Convert the records below into a two-column Markdown table, from the start of the records through the line containing "bar-mark bbox=[744, 645, 748, 661]". Use "Row" for the row number and "Entry" for the line itself, and leave out blank lines.

# SUPPLIED INFORMATION
+===+
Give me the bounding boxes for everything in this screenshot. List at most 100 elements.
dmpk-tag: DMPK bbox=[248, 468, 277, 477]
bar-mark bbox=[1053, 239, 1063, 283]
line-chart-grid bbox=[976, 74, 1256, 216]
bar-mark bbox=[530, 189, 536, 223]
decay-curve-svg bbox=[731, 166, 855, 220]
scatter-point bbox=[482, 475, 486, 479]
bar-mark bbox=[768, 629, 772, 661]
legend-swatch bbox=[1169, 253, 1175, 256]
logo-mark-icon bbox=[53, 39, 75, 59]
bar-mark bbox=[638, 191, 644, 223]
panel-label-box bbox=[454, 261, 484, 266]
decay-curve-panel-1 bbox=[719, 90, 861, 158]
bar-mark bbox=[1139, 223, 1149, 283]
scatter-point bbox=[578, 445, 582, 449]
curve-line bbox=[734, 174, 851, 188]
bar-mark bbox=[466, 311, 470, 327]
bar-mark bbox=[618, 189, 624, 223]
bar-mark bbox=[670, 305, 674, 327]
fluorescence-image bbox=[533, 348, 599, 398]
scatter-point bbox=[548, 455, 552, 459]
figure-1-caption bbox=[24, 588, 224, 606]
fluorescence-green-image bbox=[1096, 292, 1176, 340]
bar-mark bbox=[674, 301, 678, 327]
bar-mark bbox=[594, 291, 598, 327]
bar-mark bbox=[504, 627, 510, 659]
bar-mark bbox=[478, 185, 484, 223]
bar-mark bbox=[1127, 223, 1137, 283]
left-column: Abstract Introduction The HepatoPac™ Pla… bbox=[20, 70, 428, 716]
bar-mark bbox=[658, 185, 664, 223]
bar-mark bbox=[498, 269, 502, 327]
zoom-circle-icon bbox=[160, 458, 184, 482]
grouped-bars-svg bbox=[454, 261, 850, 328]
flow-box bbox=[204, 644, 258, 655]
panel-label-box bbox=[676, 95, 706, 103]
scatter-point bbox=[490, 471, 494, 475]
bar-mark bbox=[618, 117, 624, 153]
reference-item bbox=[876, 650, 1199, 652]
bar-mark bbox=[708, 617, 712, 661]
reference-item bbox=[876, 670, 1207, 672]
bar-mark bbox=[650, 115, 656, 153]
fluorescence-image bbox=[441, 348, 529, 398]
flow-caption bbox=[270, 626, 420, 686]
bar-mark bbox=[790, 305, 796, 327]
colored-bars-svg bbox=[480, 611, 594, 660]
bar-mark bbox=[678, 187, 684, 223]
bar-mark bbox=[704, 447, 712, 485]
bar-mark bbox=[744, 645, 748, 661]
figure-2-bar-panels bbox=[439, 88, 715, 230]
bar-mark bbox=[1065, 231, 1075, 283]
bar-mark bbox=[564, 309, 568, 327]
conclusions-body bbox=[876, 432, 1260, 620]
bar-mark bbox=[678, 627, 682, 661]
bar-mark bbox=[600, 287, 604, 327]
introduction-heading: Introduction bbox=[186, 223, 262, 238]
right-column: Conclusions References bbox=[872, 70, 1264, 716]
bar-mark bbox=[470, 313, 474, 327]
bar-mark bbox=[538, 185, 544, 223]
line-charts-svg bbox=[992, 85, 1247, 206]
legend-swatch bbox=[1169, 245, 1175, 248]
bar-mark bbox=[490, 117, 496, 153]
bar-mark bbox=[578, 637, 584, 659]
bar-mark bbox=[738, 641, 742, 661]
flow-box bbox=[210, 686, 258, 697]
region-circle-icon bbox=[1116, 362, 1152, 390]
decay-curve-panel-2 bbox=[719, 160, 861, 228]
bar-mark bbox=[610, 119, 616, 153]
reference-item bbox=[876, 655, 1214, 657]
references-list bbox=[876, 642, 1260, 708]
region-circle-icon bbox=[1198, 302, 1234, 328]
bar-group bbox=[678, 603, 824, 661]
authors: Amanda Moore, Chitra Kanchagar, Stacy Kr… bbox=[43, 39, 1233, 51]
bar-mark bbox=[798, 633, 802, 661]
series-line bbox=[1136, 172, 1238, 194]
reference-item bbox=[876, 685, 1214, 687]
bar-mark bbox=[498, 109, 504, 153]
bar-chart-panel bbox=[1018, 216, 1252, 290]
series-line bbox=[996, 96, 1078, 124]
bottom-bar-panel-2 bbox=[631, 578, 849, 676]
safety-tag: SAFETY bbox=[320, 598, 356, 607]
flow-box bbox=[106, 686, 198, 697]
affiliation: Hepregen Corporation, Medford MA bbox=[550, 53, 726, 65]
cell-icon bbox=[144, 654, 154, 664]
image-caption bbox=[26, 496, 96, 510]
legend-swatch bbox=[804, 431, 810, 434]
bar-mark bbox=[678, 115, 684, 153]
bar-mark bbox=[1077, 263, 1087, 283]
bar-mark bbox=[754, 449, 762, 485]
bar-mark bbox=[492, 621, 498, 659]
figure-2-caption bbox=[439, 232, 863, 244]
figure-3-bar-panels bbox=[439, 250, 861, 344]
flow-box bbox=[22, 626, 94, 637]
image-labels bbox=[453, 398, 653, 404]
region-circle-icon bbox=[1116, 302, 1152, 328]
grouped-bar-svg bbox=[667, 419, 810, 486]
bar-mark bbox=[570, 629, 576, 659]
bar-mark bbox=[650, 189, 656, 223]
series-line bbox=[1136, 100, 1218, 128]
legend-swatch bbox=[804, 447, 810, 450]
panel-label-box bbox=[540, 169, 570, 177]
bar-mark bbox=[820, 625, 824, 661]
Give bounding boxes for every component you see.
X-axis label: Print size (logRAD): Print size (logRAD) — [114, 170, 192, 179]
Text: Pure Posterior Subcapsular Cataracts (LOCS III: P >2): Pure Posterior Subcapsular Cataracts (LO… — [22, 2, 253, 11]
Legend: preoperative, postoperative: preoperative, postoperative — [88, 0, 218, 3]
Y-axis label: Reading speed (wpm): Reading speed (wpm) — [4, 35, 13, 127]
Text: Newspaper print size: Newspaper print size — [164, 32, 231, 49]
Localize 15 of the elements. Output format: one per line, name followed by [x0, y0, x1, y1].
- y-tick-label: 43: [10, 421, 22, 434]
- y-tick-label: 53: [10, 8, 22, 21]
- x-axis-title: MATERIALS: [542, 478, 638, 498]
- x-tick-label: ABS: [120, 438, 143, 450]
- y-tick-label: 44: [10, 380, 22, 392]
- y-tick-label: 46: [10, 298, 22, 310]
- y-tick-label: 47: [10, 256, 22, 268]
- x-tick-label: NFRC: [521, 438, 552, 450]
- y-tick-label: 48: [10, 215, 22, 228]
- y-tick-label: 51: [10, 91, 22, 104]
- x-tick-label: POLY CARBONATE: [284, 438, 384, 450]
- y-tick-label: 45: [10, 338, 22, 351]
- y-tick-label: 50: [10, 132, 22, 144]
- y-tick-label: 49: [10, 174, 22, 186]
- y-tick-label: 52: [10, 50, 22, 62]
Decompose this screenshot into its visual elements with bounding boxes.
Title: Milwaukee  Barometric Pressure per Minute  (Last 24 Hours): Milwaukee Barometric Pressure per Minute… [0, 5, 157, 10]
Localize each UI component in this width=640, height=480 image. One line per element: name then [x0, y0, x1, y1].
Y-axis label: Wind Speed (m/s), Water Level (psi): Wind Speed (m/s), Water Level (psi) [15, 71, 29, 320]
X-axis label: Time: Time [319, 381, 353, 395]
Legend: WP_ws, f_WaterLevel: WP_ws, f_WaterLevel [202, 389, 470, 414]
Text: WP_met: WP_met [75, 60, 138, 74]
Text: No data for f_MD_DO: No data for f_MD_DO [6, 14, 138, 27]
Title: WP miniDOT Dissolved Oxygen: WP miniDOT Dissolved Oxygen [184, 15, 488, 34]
+===+
# FINAL ANSWER
| Row | Entry |
|---|---|
| 1 | Give me the bounding boxes for everything in this screenshot. List at most 100 elements. |
| 2 | dmpk-tag: DMPK bbox=[248, 468, 277, 477] |
| 3 | bar-mark bbox=[1053, 239, 1063, 283] |
| 4 | line-chart-grid bbox=[976, 74, 1256, 216] |
| 5 | bar-mark bbox=[530, 189, 536, 223] |
| 6 | decay-curve-svg bbox=[731, 166, 855, 220] |
| 7 | scatter-point bbox=[482, 475, 486, 479] |
| 8 | bar-mark bbox=[768, 629, 772, 661] |
| 9 | legend-swatch bbox=[1169, 253, 1175, 256] |
| 10 | logo-mark-icon bbox=[53, 39, 75, 59] |
| 11 | bar-mark bbox=[638, 191, 644, 223] |
| 12 | panel-label-box bbox=[454, 261, 484, 266] |
| 13 | decay-curve-panel-1 bbox=[719, 90, 861, 158] |
| 14 | bar-mark bbox=[1139, 223, 1149, 283] |
| 15 | scatter-point bbox=[578, 445, 582, 449] |
| 16 | curve-line bbox=[734, 174, 851, 188] |
| 17 | bar-mark bbox=[466, 311, 470, 327] |
| 18 | bar-mark bbox=[618, 189, 624, 223] |
| 19 | bar-mark bbox=[670, 305, 674, 327] |
| 20 | fluorescence-image bbox=[533, 348, 599, 398] |
| 21 | scatter-point bbox=[548, 455, 552, 459] |
| 22 | figure-1-caption bbox=[24, 588, 224, 606] |
| 23 | fluorescence-green-image bbox=[1096, 292, 1176, 340] |
| 24 | bar-mark bbox=[674, 301, 678, 327] |
| 25 | bar-mark bbox=[594, 291, 598, 327] |
| 26 | bar-mark bbox=[504, 627, 510, 659] |
| 27 | bar-mark bbox=[478, 185, 484, 223] |
| 28 | bar-mark bbox=[1127, 223, 1137, 283] |
| 29 | left-column: Abstract Introduction The HepatoPac™ Pla… bbox=[20, 70, 428, 716] |
| 30 | bar-mark bbox=[658, 185, 664, 223] |
| 31 | bar-mark bbox=[498, 269, 502, 327] |
| 32 | zoom-circle-icon bbox=[160, 458, 184, 482] |
| 33 | grouped-bars-svg bbox=[454, 261, 850, 328] |
| 34 | flow-box bbox=[204, 644, 258, 655] |
| 35 | panel-label-box bbox=[676, 95, 706, 103] |
| 36 | scatter-point bbox=[490, 471, 494, 475] |
| 37 | bar-mark bbox=[618, 117, 624, 153] |
| 38 | reference-item bbox=[876, 650, 1199, 652] |
| 39 | bar-mark bbox=[708, 617, 712, 661] |
| 40 | reference-item bbox=[876, 670, 1207, 672] |
| 41 | bar-mark bbox=[650, 115, 656, 153] |
| 42 | fluorescence-image bbox=[441, 348, 529, 398] |
| 43 | flow-caption bbox=[270, 626, 420, 686] |
| 44 | bar-mark bbox=[790, 305, 796, 327] |
| 45 | colored-bars-svg bbox=[480, 611, 594, 660] |
| 46 | bar-mark bbox=[678, 187, 684, 223] |
| 47 | bar-mark bbox=[704, 447, 712, 485] |
| 48 | bar-mark bbox=[744, 645, 748, 661] |